==== The data

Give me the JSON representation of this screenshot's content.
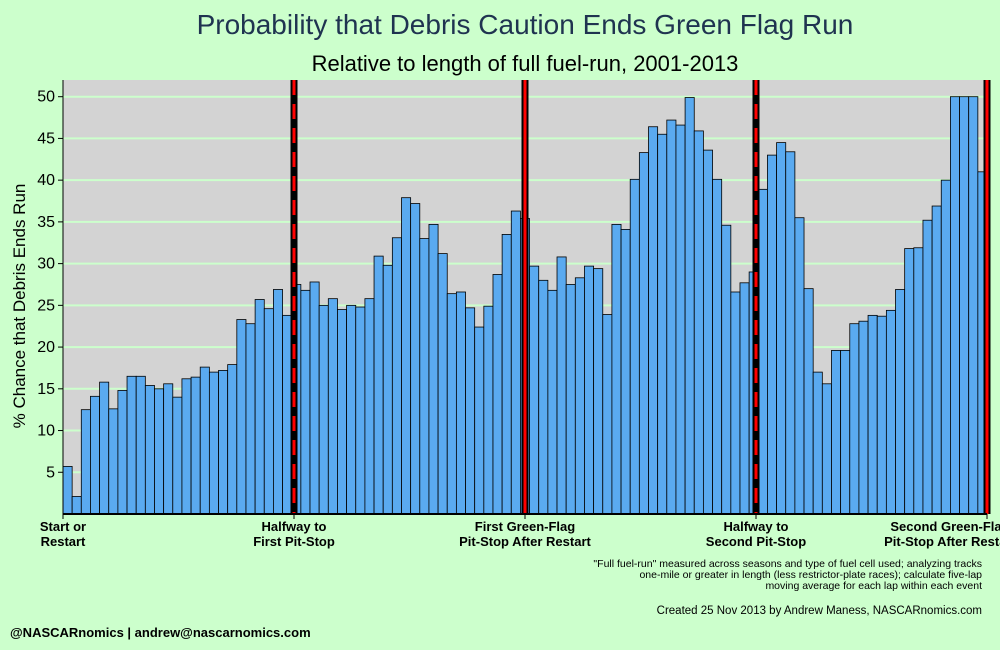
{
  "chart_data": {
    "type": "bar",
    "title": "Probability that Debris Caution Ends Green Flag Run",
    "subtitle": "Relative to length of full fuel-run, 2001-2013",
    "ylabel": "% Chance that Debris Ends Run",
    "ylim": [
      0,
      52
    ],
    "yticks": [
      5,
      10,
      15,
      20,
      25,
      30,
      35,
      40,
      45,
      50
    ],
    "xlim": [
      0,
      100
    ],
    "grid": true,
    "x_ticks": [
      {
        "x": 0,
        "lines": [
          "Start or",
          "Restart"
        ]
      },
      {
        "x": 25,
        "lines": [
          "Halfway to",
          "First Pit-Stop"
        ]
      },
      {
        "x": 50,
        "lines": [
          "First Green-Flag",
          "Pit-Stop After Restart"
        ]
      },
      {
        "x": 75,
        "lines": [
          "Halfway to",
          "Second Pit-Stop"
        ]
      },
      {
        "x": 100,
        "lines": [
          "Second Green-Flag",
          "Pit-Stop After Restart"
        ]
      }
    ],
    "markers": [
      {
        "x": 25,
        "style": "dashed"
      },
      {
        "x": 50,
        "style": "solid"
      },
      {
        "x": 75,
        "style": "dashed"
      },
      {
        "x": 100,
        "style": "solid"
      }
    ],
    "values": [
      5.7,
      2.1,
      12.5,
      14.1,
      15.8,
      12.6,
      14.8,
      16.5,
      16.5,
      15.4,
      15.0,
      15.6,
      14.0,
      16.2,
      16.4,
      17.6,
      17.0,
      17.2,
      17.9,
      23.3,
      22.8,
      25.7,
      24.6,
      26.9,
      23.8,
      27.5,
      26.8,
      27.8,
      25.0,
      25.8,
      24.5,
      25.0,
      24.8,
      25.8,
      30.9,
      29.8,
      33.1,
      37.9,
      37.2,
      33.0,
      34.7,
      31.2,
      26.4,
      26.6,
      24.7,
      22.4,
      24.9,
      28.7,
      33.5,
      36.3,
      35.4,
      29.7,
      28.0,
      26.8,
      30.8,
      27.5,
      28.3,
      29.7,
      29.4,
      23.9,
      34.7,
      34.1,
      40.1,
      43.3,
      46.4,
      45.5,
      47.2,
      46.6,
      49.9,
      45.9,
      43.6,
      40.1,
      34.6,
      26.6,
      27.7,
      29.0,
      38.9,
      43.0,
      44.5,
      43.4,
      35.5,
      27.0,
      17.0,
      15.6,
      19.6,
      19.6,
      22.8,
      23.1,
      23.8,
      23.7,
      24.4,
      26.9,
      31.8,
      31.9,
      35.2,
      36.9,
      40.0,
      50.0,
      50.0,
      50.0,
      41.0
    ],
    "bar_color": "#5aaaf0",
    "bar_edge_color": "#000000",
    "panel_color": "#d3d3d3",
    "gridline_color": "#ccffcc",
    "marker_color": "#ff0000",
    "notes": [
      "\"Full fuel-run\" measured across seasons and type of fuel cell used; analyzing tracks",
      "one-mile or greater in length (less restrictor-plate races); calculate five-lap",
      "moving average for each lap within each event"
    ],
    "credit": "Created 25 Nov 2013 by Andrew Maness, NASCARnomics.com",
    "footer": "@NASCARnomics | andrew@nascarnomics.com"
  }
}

========

# Set problem
Reproduce the entries above exactly. Do not include the images.

# Output of the task
Give me the JSON representation of this screenshot's content.
{
  "chart_data": {
    "type": "bar",
    "title": "Probability that Debris Caution Ends Green Flag Run",
    "subtitle": "Relative to length of full fuel-run, 2001-2013",
    "ylabel": "% Chance that Debris Ends Run",
    "ylim": [
      0,
      52
    ],
    "yticks": [
      5,
      10,
      15,
      20,
      25,
      30,
      35,
      40,
      45,
      50
    ],
    "xlim": [
      0,
      100
    ],
    "grid": true,
    "x_ticks": [
      {
        "x": 0,
        "lines": [
          "Start or",
          "Restart"
        ]
      },
      {
        "x": 25,
        "lines": [
          "Halfway to",
          "First Pit-Stop"
        ]
      },
      {
        "x": 50,
        "lines": [
          "First Green-Flag",
          "Pit-Stop After Restart"
        ]
      },
      {
        "x": 75,
        "lines": [
          "Halfway to",
          "Second Pit-Stop"
        ]
      },
      {
        "x": 100,
        "lines": [
          "Second Green-Flag",
          "Pit-Stop After Restart"
        ]
      }
    ],
    "markers": [
      {
        "x": 25,
        "style": "dashed"
      },
      {
        "x": 50,
        "style": "solid"
      },
      {
        "x": 75,
        "style": "dashed"
      },
      {
        "x": 100,
        "style": "solid"
      }
    ],
    "values": [
      5.7,
      2.1,
      12.5,
      14.1,
      15.8,
      12.6,
      14.8,
      16.5,
      16.5,
      15.4,
      15.0,
      15.6,
      14.0,
      16.2,
      16.4,
      17.6,
      17.0,
      17.2,
      17.9,
      23.3,
      22.8,
      25.7,
      24.6,
      26.9,
      23.8,
      27.5,
      26.8,
      27.8,
      25.0,
      25.8,
      24.5,
      25.0,
      24.8,
      25.8,
      30.9,
      29.8,
      33.1,
      37.9,
      37.2,
      33.0,
      34.7,
      31.2,
      26.4,
      26.6,
      24.7,
      22.4,
      24.9,
      28.7,
      33.5,
      36.3,
      35.4,
      29.7,
      28.0,
      26.8,
      30.8,
      27.5,
      28.3,
      29.7,
      29.4,
      23.9,
      34.7,
      34.1,
      40.1,
      43.3,
      46.4,
      45.5,
      47.2,
      46.6,
      49.9,
      45.9,
      43.6,
      40.1,
      34.6,
      26.6,
      27.7,
      29.0,
      38.9,
      43.0,
      44.5,
      43.4,
      35.5,
      27.0,
      17.0,
      15.6,
      19.6,
      19.6,
      22.8,
      23.1,
      23.8,
      23.7,
      24.4,
      26.9,
      31.8,
      31.9,
      35.2,
      36.9,
      40.0,
      50.0,
      50.0,
      50.0,
      41.0
    ],
    "bar_color": "#5aaaf0",
    "bar_edge_color": "#000000",
    "panel_color": "#d3d3d3",
    "gridline_color": "#ccffcc",
    "marker_color": "#ff0000",
    "notes": [
      "\"Full fuel-run\" measured across seasons and type of fuel cell used; analyzing tracks",
      "one-mile or greater in length (less restrictor-plate races); calculate five-lap",
      "moving average for each lap within each event"
    ],
    "credit": "Created 25 Nov 2013 by Andrew Maness, NASCARnomics.com",
    "footer": "@NASCARnomics | andrew@nascarnomics.com"
  }
}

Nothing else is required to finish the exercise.